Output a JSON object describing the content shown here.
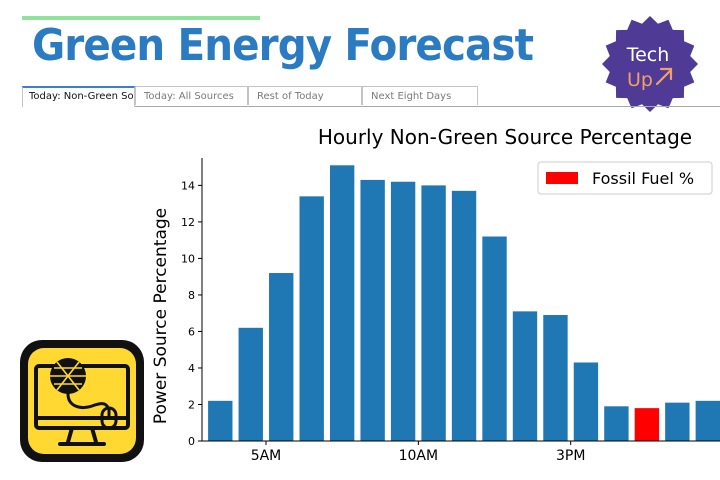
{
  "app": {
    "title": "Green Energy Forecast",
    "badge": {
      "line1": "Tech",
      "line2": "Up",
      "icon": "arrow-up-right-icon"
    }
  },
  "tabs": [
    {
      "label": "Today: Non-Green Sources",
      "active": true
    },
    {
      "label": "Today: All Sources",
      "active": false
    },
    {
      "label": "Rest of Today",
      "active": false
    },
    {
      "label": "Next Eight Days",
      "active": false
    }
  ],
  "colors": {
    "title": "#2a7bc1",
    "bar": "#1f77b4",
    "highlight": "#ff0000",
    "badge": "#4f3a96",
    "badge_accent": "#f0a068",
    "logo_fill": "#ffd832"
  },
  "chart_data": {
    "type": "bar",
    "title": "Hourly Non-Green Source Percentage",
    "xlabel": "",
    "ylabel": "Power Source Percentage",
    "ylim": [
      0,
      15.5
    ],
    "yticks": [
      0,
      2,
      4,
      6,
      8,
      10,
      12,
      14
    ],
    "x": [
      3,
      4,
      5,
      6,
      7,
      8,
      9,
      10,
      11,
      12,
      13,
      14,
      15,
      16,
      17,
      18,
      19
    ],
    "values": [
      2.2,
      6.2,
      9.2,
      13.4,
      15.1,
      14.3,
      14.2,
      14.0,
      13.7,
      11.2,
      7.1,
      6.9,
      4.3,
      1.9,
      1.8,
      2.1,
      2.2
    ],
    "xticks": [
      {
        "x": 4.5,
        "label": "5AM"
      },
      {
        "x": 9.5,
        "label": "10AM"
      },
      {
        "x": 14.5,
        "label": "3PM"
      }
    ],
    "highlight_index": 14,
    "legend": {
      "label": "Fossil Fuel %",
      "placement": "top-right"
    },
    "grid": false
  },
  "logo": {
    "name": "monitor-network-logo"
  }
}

==*==

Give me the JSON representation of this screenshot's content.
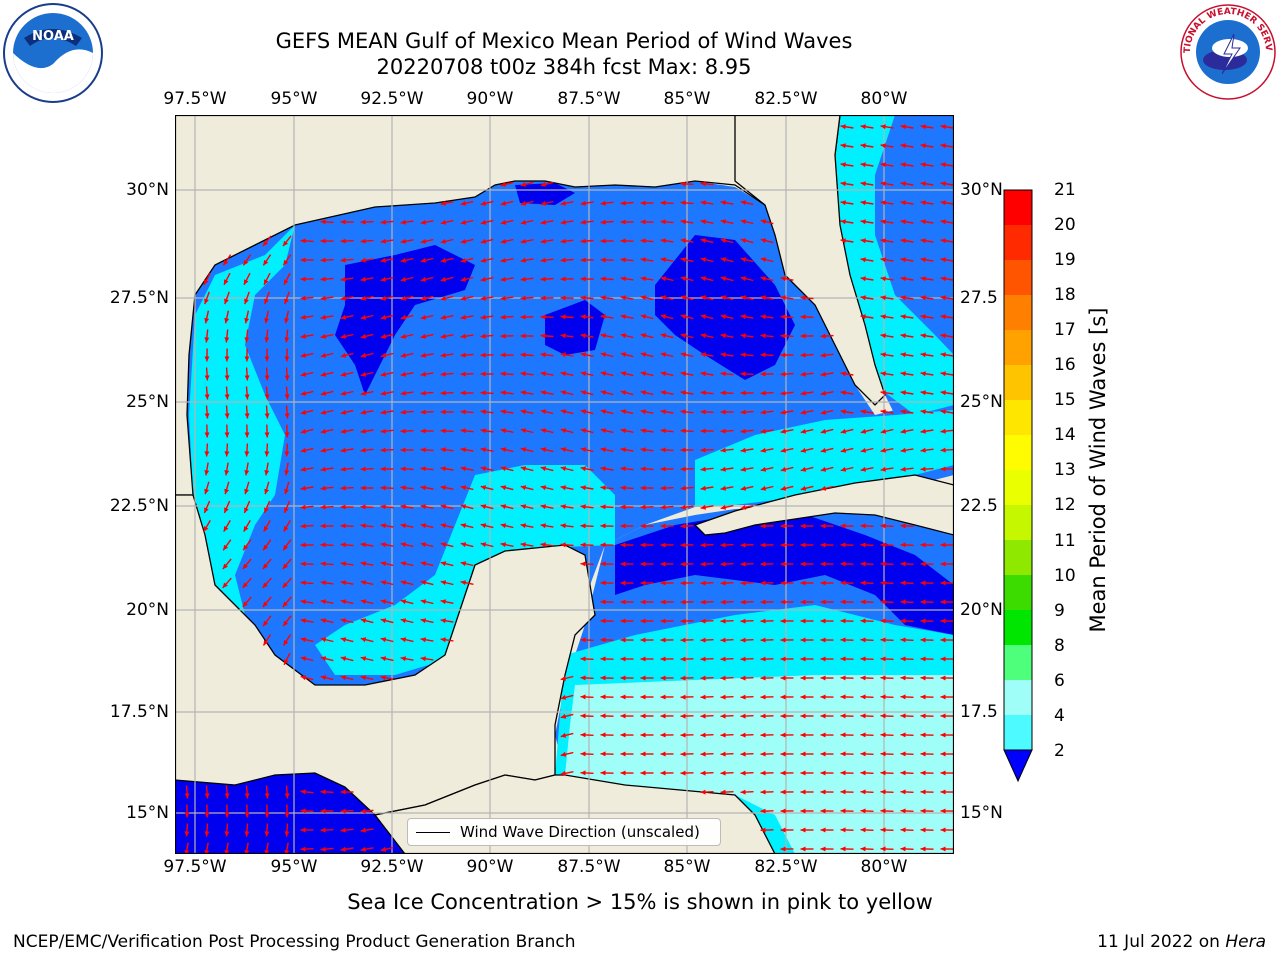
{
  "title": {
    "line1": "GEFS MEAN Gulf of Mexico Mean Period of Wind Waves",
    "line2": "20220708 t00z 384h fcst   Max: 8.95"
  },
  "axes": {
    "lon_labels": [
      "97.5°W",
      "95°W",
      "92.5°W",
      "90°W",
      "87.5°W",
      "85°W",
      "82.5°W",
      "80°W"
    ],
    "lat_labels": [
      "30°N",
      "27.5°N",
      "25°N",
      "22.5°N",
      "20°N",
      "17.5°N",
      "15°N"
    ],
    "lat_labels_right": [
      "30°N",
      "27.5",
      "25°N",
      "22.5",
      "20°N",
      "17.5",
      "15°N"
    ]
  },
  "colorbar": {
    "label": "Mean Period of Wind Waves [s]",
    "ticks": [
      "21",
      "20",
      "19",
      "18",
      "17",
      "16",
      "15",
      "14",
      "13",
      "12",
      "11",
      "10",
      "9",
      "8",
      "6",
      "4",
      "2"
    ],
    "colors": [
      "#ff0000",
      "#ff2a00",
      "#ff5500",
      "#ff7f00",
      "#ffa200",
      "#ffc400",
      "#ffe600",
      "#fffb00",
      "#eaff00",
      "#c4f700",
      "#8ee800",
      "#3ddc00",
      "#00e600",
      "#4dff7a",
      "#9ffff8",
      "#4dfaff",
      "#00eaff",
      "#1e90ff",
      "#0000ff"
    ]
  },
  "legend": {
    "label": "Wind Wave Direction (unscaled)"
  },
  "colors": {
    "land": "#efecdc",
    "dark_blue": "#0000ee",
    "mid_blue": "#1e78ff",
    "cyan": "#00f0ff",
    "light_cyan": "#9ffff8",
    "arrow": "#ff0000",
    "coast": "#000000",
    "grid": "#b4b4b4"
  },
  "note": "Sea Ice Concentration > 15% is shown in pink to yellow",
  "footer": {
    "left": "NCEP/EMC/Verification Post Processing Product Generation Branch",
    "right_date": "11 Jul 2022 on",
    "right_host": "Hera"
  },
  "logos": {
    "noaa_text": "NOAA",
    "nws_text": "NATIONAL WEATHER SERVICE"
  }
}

==*==

Goal — Determine the number of lines where the string "Sources" occurs, and give that number only.

Answer to this exercise — 2